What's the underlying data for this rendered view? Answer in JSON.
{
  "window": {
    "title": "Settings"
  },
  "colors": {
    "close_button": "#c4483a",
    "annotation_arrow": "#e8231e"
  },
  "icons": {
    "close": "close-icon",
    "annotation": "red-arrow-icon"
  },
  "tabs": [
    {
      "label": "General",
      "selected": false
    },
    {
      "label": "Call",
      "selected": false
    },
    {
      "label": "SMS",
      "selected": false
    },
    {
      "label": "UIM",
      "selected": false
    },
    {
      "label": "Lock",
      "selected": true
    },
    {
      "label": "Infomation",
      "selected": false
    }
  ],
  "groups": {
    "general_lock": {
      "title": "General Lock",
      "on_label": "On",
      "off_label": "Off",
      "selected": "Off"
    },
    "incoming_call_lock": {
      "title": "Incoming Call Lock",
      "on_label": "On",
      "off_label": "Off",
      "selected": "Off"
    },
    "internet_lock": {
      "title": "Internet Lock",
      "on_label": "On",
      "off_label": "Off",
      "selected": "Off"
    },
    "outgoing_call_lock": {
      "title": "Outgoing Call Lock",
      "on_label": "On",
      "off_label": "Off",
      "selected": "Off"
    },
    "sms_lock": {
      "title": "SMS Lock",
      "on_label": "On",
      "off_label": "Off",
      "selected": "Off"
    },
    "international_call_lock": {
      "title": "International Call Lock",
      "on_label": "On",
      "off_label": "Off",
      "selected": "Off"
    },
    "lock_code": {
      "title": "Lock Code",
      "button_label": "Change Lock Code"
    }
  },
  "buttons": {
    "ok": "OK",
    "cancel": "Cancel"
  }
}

■ ■ ■ ■ ■ ■ ■

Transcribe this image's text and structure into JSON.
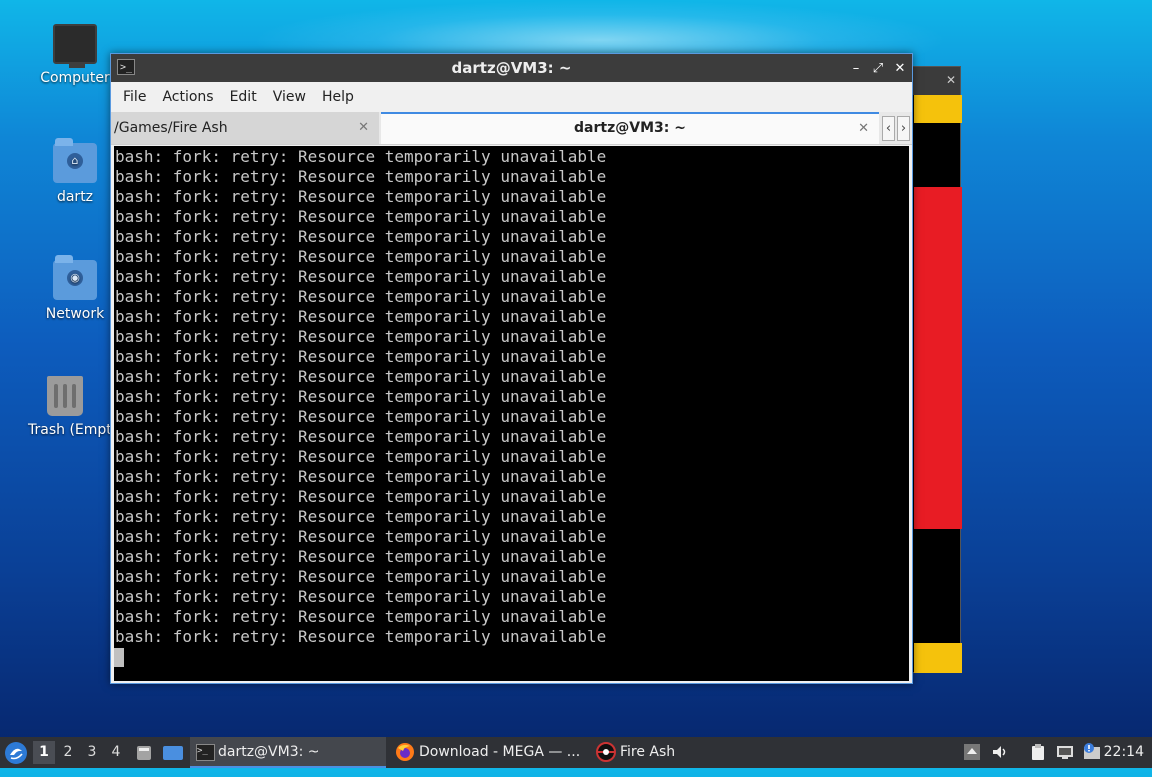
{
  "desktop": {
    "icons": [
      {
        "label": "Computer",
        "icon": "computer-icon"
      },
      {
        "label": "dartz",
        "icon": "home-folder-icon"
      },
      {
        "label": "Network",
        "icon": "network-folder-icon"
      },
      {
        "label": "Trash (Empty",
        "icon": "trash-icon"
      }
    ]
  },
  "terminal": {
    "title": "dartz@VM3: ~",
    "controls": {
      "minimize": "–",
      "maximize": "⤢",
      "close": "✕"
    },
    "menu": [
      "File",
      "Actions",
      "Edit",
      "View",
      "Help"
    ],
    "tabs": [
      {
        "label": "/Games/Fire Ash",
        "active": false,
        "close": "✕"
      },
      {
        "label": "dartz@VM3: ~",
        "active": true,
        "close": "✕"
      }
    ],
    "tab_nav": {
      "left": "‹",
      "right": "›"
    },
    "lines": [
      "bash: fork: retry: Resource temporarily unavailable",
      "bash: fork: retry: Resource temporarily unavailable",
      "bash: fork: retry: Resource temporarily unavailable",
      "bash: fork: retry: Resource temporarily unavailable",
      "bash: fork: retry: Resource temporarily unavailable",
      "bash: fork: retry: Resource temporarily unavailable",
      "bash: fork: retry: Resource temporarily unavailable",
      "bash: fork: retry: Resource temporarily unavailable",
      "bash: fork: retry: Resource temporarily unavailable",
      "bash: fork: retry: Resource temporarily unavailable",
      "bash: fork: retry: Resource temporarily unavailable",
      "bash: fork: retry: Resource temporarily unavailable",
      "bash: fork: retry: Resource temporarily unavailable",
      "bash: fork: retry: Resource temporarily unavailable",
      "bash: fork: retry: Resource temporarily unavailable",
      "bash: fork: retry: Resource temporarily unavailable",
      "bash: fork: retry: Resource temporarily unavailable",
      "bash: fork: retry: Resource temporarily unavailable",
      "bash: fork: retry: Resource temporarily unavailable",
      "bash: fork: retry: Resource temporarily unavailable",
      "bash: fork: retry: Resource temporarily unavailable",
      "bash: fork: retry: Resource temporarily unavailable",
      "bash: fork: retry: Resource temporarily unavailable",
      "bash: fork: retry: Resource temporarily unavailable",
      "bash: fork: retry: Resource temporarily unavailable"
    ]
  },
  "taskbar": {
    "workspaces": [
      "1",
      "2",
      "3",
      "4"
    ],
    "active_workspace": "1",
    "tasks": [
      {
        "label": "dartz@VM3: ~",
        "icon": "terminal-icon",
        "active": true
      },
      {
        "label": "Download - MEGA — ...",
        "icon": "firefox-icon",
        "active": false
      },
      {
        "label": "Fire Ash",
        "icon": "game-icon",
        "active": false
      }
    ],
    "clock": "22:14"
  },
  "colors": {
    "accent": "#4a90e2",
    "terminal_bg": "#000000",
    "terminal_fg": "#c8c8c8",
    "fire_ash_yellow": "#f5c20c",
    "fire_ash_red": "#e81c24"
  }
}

■ ■ ■ ■ ■ ■ ■

All lines that include "true" are to be gathered and copied.

      "selected": true
        "active": true,
        "active": true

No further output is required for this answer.